• [Aim of the task]:
Copy each entry as it stands, leaving nothing out.

• [Exercise inputs]:
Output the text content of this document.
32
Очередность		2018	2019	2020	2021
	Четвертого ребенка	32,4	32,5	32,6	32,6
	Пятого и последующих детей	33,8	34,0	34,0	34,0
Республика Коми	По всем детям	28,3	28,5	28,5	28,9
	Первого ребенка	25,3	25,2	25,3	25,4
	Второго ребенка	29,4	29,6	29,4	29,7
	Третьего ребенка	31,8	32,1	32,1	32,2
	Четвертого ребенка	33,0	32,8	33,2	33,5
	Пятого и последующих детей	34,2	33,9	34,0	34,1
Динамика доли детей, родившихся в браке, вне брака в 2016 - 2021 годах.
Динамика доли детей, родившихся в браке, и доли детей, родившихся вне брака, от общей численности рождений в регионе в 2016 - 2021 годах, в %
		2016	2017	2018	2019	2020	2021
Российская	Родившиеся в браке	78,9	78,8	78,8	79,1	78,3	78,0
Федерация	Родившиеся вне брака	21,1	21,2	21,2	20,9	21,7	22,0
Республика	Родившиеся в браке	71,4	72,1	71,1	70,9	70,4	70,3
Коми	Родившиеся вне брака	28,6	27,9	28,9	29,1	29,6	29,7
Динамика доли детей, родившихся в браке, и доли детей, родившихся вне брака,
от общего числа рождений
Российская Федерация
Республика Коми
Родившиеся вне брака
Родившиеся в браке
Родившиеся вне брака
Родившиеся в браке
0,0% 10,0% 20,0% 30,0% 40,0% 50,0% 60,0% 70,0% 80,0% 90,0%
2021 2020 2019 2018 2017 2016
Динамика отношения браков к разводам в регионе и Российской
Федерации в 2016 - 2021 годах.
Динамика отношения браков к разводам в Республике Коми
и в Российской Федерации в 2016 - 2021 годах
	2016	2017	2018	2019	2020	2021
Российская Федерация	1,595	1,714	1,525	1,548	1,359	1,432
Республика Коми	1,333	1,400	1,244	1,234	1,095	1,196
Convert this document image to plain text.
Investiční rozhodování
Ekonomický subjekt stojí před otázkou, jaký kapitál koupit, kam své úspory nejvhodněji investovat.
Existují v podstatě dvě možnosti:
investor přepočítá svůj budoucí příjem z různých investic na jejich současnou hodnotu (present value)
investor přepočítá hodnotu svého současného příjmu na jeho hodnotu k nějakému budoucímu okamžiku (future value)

• [Solution for this exercise]:
Output the text content of this document.
32
Очередность		2018	2019	2020	2021
	Четвертого ребенка	32,4	32,5	32,6	32,6
	Пятого и последующих детей	33,8	34,0	34,0	34,0
Республика Коми	По всем детям	28,3	28,5	28,5	28,9
	Первого ребенка	25,3	25,2	25,3	25,4
	Второго ребенка	29,4	29,6	29,4	29,7
	Третьего ребенка	31,8	32,1	32,1	32,2
	Четвертого ребенка	33,0	32,8	33,2	33,5
	Пятого и последующих детей	34,2	33,9	34,0	34,1
Динамика доли детей, родившихся в браке, вне брака в 2016 - 2021 годах.
Динамика доли детей, родившихся в браке, и доли детей, родившихся вне брака, от общей численности рождений в регионе в 2016 - 2021 годах, в %
		2016	2017	2018	2019	2020	2021
Российская	Родившиеся в браке	78,9	78,8	78,8	79,1	78,3	78,0
Федерация	Родившиеся вне брака	21,1	21,2	21,2	20,9	21,7	22,0
Республика	Родившиеся в браке	71,4	72,1	71,1	70,9	70,4	70,3
Коми	Родившиеся вне брака	28,6	27,9	28,9	29,1	29,6	29,7
Динамика доли детей, родившихся в браке, и доли детей, родившихся вне брака,
от общего числа рождений
Российская Федерация
Республика Коми
Родившиеся вне брака
Родившиеся в браке
Родившиеся вне брака
Родившиеся в браке
0,0% 10,0% 20,0% 30,0% 40,0% 50,0% 60,0% 70,0% 80,0% 90,0%
2021 2020 2019 2018 2017 2016
Динамика отношения браков к разводам в регионе и Российской
Федерации в 2016 - 2021 годах.
Динамика отношения браков к разводам в Республике Коми
и в Российской Федерации в 2016 - 2021 годах
	2016	2017	2018	2019	2020	2021
Российская Федерация	1,595	1,714	1,525	1,548	1,359	1,432
Республика Коми	1,333	1,400	1,244	1,234	1,095	1,196
Convert this document image to plain text.
Investiční rozhodování
Ekonomický subjekt stojí před otázkou, jaký kapitál koupit, kam své úspory nejvhodněji investovat.
Existují v podstatě dvě možnosti:
investor přepočítá svůj budoucí příjem z různých investic na jejich současnou hodnotu (present value)
investor přepočítá hodnotu svého současného příjmu na jeho hodnotu k nějakému budoucímu okamžiku (future value)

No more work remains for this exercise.